Challenge:
All of the material below is to be retyped exactly.

Dataset items:
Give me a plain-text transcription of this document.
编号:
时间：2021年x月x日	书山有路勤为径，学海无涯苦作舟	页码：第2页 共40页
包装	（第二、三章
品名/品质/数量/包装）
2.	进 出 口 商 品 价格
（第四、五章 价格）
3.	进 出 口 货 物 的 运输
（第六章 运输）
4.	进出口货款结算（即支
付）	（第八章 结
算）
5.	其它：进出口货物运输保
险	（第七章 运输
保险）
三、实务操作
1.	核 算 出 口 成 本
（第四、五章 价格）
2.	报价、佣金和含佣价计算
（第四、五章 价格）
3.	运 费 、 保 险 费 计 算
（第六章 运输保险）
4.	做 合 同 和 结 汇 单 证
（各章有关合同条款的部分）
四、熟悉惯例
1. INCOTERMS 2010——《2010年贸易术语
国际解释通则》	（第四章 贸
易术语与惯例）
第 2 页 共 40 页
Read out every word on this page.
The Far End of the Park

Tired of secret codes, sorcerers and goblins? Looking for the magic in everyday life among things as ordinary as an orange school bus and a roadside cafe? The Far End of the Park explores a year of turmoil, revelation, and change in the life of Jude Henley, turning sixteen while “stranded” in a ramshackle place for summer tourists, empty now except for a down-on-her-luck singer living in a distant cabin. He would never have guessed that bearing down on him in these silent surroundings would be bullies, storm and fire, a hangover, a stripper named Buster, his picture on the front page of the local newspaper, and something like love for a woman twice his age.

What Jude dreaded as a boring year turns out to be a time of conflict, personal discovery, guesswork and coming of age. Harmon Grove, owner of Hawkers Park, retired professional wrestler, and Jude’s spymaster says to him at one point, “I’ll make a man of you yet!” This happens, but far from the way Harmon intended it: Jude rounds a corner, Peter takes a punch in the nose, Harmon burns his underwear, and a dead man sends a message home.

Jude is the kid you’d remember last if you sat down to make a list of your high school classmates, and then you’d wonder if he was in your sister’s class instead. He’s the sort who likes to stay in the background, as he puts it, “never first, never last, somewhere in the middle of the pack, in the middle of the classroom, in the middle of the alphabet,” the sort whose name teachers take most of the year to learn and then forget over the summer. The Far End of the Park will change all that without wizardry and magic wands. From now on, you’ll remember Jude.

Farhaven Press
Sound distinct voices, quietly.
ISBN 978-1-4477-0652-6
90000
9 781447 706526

Answer for this exercise:
Give me a plain-text transcription of this document.
编号:
时间：2021年x月x日	书山有路勤为径，学海无涯苦作舟	页码：第2页 共40页
包装	（第二、三章
品名/品质/数量/包装）
2.	进 出 口 商 品 价格
（第四、五章 价格）
3.	进 出 口 货 物 的 运输
（第六章 运输）
4.	进出口货款结算（即支
付）	（第八章 结
算）
5.	其它：进出口货物运输保
险	（第七章 运输
保险）
三、实务操作
1.	核 算 出 口 成 本
（第四、五章 价格）
2.	报价、佣金和含佣价计算
（第四、五章 价格）
3.	运 费 、 保 险 费 计 算
（第六章 运输保险）
4.	做 合 同 和 结 汇 单 证
（各章有关合同条款的部分）
四、熟悉惯例
1. INCOTERMS 2010——《2010年贸易术语
国际解释通则》	（第四章 贸
易术语与惯例）
第 2 页 共 40 页
Read out every word on this page.
The Far End of the Park

Tired of secret codes, sorcerers and goblins? Looking for the magic in everyday life among things as ordinary as an orange school bus and a roadside cafe? The Far End of the Park explores a year of turmoil, revelation, and change in the life of Jude Henley, turning sixteen while “stranded” in a ramshackle place for summer tourists, empty now except for a down-on-her-luck singer living in a distant cabin. He would never have guessed that bearing down on him in these silent surroundings would be bullies, storm and fire, a hangover, a stripper named Buster, his picture on the front page of the local newspaper, and something like love for a woman twice his age.

What Jude dreaded as a boring year turns out to be a time of conflict, personal discovery, guesswork and coming of age. Harmon Grove, owner of Hawkers Park, retired professional wrestler, and Jude’s spymaster says to him at one point, “I’ll make a man of you yet!” This happens, but far from the way Harmon intended it: Jude rounds a corner, Peter takes a punch in the nose, Harmon burns his underwear, and a dead man sends a message home.

Jude is the kid you’d remember last if you sat down to make a list of your high school classmates, and then you’d wonder if he was in your sister’s class instead. He’s the sort who likes to stay in the background, as he puts it, “never first, never last, somewhere in the middle of the pack, in the middle of the classroom, in the middle of the alphabet,” the sort whose name teachers take most of the year to learn and then forget over the summer. The Far End of the Park will change all that without wizardry and magic wands. From now on, you’ll remember Jude.

Farhaven Press
Sound distinct voices, quietly.
ISBN 978-1-4477-0652-6
90000
9 781447 706526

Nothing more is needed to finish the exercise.